%%
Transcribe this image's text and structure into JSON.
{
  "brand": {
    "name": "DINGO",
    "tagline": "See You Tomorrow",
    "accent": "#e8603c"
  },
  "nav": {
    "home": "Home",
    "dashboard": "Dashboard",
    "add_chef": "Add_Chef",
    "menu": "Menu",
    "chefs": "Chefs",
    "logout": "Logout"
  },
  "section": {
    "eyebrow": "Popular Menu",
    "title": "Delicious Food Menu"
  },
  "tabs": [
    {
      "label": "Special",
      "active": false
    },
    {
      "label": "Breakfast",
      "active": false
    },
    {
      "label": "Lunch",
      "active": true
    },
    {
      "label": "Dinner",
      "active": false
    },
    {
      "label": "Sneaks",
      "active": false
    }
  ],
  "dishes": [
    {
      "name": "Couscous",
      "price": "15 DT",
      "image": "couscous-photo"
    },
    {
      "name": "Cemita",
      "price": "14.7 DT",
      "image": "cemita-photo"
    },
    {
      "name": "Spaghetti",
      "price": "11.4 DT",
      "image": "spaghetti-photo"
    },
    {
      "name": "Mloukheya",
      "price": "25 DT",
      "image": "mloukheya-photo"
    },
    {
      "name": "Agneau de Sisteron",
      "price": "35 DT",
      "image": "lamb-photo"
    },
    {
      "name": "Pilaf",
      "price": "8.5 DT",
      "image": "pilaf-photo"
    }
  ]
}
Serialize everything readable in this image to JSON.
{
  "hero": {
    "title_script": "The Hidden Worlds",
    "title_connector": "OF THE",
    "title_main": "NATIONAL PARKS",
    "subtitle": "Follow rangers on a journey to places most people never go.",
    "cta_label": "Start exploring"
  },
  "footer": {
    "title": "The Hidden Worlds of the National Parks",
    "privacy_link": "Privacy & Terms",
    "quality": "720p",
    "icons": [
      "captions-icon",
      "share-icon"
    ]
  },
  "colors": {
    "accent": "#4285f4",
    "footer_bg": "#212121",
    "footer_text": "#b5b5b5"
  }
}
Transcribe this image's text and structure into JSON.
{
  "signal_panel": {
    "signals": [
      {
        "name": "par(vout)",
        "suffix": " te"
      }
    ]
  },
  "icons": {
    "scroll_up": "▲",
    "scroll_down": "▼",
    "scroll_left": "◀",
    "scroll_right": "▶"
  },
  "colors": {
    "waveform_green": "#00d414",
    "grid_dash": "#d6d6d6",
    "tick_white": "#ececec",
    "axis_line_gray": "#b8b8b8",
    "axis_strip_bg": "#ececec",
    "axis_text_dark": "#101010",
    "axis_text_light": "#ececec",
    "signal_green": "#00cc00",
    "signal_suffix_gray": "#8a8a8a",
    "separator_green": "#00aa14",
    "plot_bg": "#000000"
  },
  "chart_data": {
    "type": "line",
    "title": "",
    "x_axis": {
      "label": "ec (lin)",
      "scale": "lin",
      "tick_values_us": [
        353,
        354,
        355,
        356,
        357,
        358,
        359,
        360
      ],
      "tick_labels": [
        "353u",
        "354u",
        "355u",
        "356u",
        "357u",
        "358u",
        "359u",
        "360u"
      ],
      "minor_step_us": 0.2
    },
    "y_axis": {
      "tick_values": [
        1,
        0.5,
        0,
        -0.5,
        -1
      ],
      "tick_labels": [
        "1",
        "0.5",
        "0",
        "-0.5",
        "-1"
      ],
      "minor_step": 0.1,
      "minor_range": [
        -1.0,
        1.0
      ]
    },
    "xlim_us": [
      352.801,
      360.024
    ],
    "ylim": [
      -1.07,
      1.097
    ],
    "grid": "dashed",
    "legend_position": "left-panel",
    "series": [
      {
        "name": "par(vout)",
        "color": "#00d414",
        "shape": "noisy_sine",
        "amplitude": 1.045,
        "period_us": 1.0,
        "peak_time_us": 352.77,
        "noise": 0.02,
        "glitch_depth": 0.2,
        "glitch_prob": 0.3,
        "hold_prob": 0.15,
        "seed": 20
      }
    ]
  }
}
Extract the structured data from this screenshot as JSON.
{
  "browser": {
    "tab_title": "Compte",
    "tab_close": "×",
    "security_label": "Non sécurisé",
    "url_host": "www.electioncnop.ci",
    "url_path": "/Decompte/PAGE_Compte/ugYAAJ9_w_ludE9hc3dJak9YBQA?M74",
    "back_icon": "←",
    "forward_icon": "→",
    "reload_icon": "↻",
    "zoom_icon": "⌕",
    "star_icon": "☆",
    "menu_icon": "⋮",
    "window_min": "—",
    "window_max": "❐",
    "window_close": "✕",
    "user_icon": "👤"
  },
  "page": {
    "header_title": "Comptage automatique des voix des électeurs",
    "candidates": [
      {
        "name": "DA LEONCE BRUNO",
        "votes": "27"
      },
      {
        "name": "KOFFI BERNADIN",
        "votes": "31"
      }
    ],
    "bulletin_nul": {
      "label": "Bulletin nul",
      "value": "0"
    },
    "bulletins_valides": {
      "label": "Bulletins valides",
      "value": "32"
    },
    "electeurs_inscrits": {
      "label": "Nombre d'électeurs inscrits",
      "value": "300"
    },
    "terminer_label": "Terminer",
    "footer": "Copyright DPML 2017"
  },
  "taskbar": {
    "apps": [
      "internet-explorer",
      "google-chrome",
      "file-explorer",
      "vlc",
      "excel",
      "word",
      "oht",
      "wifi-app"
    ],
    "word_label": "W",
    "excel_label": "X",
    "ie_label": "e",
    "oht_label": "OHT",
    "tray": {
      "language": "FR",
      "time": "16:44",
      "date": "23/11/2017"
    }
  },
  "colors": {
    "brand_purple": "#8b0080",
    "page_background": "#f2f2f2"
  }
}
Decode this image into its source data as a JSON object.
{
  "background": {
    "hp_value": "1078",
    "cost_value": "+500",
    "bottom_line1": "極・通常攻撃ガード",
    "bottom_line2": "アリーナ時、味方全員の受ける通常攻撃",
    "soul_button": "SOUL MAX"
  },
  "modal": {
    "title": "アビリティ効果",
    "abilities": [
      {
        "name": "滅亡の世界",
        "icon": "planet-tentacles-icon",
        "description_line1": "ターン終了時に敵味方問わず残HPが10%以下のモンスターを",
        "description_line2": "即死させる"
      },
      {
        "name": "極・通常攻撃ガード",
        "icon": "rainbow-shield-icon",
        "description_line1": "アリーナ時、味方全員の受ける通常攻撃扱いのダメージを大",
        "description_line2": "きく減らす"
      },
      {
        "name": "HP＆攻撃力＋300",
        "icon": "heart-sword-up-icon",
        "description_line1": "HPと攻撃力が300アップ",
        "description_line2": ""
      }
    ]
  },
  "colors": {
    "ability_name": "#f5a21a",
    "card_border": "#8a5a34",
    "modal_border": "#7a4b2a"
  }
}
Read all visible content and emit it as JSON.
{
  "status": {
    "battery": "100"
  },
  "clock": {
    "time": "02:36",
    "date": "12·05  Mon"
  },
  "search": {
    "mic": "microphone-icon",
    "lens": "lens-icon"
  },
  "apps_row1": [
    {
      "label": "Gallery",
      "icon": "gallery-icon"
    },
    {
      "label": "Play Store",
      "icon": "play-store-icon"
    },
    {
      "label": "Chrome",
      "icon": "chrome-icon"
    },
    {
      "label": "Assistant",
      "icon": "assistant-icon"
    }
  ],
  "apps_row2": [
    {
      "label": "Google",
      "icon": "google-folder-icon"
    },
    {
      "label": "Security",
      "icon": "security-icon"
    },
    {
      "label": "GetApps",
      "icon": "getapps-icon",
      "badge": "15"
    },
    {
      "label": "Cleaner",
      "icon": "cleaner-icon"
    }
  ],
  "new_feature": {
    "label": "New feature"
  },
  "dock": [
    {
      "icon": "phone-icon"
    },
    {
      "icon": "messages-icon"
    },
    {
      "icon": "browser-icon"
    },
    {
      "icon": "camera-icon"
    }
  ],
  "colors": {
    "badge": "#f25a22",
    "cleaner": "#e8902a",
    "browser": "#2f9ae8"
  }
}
%%
→ **WRITTEN PROBLEM**
Collect from the data above every line that includes "ececec".

→ **TASK OUTPUT**
    "tick_white": "#ececec",
    "axis_strip_bg": "#ececec",
    "axis_text_light": "#ececec",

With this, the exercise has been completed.